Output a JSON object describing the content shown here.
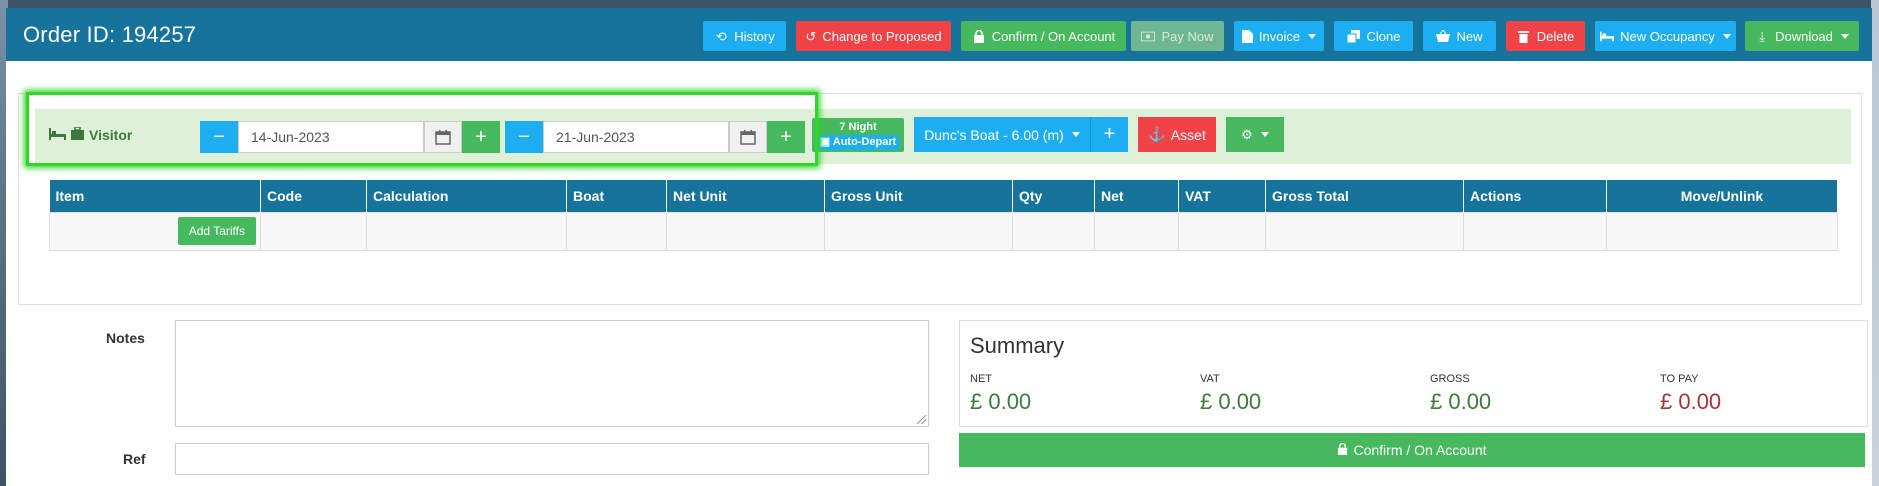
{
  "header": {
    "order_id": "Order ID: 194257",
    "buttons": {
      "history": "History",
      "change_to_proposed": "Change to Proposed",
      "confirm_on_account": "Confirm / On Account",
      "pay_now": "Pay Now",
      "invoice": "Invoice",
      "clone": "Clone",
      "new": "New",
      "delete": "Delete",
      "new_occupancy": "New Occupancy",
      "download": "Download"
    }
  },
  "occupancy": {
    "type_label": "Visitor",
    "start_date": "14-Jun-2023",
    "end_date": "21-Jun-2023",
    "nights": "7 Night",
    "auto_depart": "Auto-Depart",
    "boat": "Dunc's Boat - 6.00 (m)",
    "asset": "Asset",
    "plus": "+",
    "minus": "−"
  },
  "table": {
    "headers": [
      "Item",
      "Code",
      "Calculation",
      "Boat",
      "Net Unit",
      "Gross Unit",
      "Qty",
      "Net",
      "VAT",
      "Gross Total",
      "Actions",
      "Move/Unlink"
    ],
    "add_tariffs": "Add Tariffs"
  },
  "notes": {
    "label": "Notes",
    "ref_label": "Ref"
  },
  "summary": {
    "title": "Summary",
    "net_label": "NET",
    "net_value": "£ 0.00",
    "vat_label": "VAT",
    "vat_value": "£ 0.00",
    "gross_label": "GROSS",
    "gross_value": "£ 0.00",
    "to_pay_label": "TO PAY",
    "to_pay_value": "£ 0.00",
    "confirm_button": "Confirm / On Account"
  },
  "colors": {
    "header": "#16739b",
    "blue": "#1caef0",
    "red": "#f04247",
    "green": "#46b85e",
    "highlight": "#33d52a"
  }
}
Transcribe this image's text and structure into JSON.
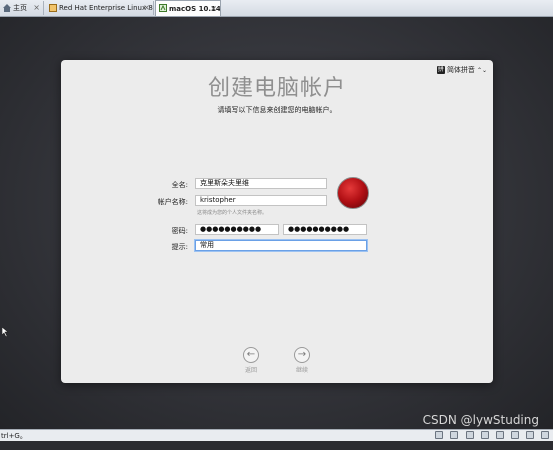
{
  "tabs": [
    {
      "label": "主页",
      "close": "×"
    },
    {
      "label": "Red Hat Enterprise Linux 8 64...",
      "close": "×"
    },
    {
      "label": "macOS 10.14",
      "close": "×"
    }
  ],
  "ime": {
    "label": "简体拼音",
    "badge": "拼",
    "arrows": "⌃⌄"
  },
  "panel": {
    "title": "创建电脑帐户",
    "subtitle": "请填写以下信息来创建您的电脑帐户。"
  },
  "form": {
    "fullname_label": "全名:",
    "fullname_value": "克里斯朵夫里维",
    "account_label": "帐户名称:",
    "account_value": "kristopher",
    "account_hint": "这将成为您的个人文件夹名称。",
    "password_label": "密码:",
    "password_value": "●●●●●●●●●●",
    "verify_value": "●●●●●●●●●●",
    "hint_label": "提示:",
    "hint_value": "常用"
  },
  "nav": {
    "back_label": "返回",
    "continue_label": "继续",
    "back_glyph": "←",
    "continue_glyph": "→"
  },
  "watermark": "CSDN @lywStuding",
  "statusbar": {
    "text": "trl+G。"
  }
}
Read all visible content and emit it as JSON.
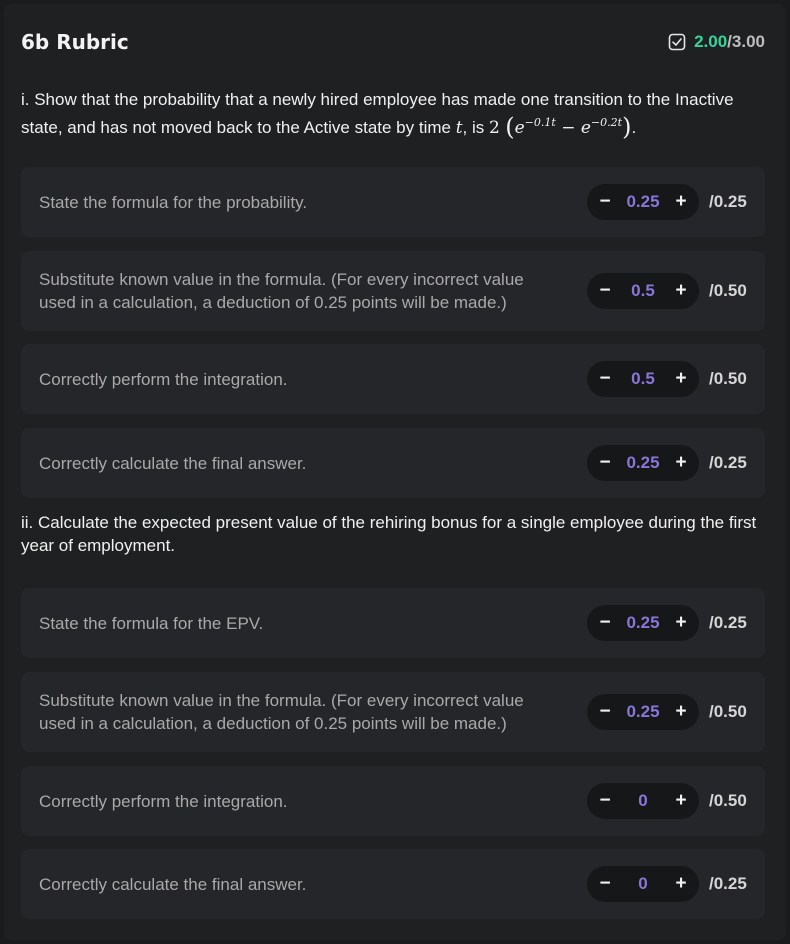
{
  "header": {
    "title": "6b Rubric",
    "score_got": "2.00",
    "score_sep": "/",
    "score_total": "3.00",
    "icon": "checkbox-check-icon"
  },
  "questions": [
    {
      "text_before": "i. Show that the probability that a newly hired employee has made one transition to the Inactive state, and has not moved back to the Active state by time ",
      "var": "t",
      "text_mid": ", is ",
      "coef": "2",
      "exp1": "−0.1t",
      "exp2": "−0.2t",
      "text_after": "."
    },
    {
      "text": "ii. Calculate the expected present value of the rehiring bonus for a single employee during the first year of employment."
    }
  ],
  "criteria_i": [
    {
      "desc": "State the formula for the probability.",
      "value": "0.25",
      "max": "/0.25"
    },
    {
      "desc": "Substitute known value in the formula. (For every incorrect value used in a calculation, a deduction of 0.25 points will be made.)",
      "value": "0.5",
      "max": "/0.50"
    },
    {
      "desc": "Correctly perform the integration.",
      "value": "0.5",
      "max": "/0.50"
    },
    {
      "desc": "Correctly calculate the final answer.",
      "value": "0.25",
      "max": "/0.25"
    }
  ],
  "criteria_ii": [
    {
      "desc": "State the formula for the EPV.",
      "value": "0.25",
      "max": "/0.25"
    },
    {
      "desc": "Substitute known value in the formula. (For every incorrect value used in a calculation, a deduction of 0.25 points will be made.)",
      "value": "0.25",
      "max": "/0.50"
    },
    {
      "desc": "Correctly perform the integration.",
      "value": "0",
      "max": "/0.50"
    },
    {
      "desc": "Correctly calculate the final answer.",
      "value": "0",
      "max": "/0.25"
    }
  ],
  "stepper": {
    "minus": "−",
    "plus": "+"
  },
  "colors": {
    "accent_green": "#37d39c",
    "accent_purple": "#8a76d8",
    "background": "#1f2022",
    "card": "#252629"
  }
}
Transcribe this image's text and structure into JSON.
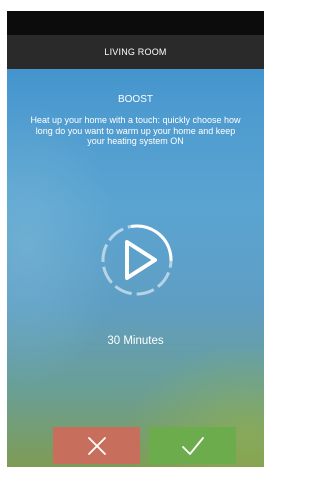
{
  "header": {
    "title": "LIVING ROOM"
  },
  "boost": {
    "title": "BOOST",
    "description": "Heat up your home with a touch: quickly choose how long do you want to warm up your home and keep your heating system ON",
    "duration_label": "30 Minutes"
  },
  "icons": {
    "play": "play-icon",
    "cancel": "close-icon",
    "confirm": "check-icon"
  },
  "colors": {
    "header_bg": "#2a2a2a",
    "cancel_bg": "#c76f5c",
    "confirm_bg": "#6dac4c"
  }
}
**********
**Direction**
Transcribe the full listing above exactly as it stands, minus the pictures.

**Problem solution**
Output a JSON object describing the content shown here.
{
  "header": {
    "order_id": "Order ID: 194257",
    "buttons": {
      "history": "History",
      "change_to_proposed": "Change to Proposed",
      "confirm_on_account": "Confirm / On Account",
      "pay_now": "Pay Now",
      "invoice": "Invoice",
      "clone": "Clone",
      "new": "New",
      "delete": "Delete",
      "new_occupancy": "New Occupancy",
      "download": "Download"
    }
  },
  "occupancy": {
    "type_label": "Visitor",
    "start_date": "14-Jun-2023",
    "end_date": "21-Jun-2023",
    "nights": "7 Night",
    "auto_depart": "Auto-Depart",
    "boat": "Dunc's Boat - 6.00 (m)",
    "asset": "Asset",
    "plus": "+",
    "minus": "−"
  },
  "table": {
    "headers": [
      "Item",
      "Code",
      "Calculation",
      "Boat",
      "Net Unit",
      "Gross Unit",
      "Qty",
      "Net",
      "VAT",
      "Gross Total",
      "Actions",
      "Move/Unlink"
    ],
    "add_tariffs": "Add Tariffs"
  },
  "notes": {
    "label": "Notes",
    "ref_label": "Ref"
  },
  "summary": {
    "title": "Summary",
    "net_label": "NET",
    "net_value": "£ 0.00",
    "vat_label": "VAT",
    "vat_value": "£ 0.00",
    "gross_label": "GROSS",
    "gross_value": "£ 0.00",
    "to_pay_label": "TO PAY",
    "to_pay_value": "£ 0.00",
    "confirm_button": "Confirm / On Account"
  },
  "colors": {
    "header": "#16739b",
    "blue": "#1caef0",
    "red": "#f04247",
    "green": "#46b85e",
    "highlight": "#33d52a"
  }
}
Transcribe this image's text and structure into JSON.
{
  "tabs": [
    {
      "label": "主页",
      "close": "×"
    },
    {
      "label": "Red Hat Enterprise Linux 8 64...",
      "close": "×"
    },
    {
      "label": "macOS 10.14",
      "close": "×"
    }
  ],
  "ime": {
    "label": "简体拼音",
    "badge": "拼",
    "arrows": "⌃⌄"
  },
  "panel": {
    "title": "创建电脑帐户",
    "subtitle": "请填写以下信息来创建您的电脑帐户。"
  },
  "form": {
    "fullname_label": "全名:",
    "fullname_value": "克里斯朵夫里维",
    "account_label": "帐户名称:",
    "account_value": "kristopher",
    "account_hint": "这将成为您的个人文件夹名称。",
    "password_label": "密码:",
    "password_value": "●●●●●●●●●●",
    "verify_value": "●●●●●●●●●●",
    "hint_label": "提示:",
    "hint_value": "常用"
  },
  "nav": {
    "back_label": "返回",
    "continue_label": "继续",
    "back_glyph": "←",
    "continue_glyph": "→"
  },
  "watermark": "CSDN @lywStuding",
  "statusbar": {
    "text": "trl+G。"
  }
}
Read all visible content and emit it as JSON.
{
  "header": {
    "title": "6b Rubric",
    "score_got": "2.00",
    "score_sep": "/",
    "score_total": "3.00",
    "icon": "checkbox-check-icon"
  },
  "questions": [
    {
      "text_before": "i. Show that the probability that a newly hired employee has made one transition to the Inactive state, and has not moved back to the Active state by time ",
      "var": "t",
      "text_mid": ", is ",
      "coef": "2",
      "exp1": "−0.1t",
      "exp2": "−0.2t",
      "text_after": "."
    },
    {
      "text": "ii. Calculate the expected present value of the rehiring bonus for a single employee during the first year of employment."
    }
  ],
  "criteria_i": [
    {
      "desc": "State the formula for the probability.",
      "value": "0.25",
      "max": "/0.25"
    },
    {
      "desc": "Substitute known value in the formula. (For every incorrect value used in a calculation, a deduction of 0.25 points will be made.)",
      "value": "0.5",
      "max": "/0.50"
    },
    {
      "desc": "Correctly perform the integration.",
      "value": "0.5",
      "max": "/0.50"
    },
    {
      "desc": "Correctly calculate the final answer.",
      "value": "0.25",
      "max": "/0.25"
    }
  ],
  "criteria_ii": [
    {
      "desc": "State the formula for the EPV.",
      "value": "0.25",
      "max": "/0.25"
    },
    {
      "desc": "Substitute known value in the formula. (For every incorrect value used in a calculation, a deduction of 0.25 points will be made.)",
      "value": "0.25",
      "max": "/0.50"
    },
    {
      "desc": "Correctly perform the integration.",
      "value": "0",
      "max": "/0.50"
    },
    {
      "desc": "Correctly calculate the final answer.",
      "value": "0",
      "max": "/0.25"
    }
  ],
  "stepper": {
    "minus": "−",
    "plus": "+"
  },
  "colors": {
    "accent_green": "#37d39c",
    "accent_purple": "#8a76d8",
    "background": "#1f2022",
    "card": "#252629"
  }
}
Transcribe this image's text and structure into JSON.
{
  "header": {
    "title": "LIVING ROOM"
  },
  "boost": {
    "title": "BOOST",
    "description": "Heat up your home with a touch: quickly choose how long do you want to warm up your home and keep your heating system ON",
    "duration_label": "30 Minutes"
  },
  "icons": {
    "play": "play-icon",
    "cancel": "close-icon",
    "confirm": "check-icon"
  },
  "colors": {
    "header_bg": "#2a2a2a",
    "cancel_bg": "#c76f5c",
    "confirm_bg": "#6dac4c"
  }
}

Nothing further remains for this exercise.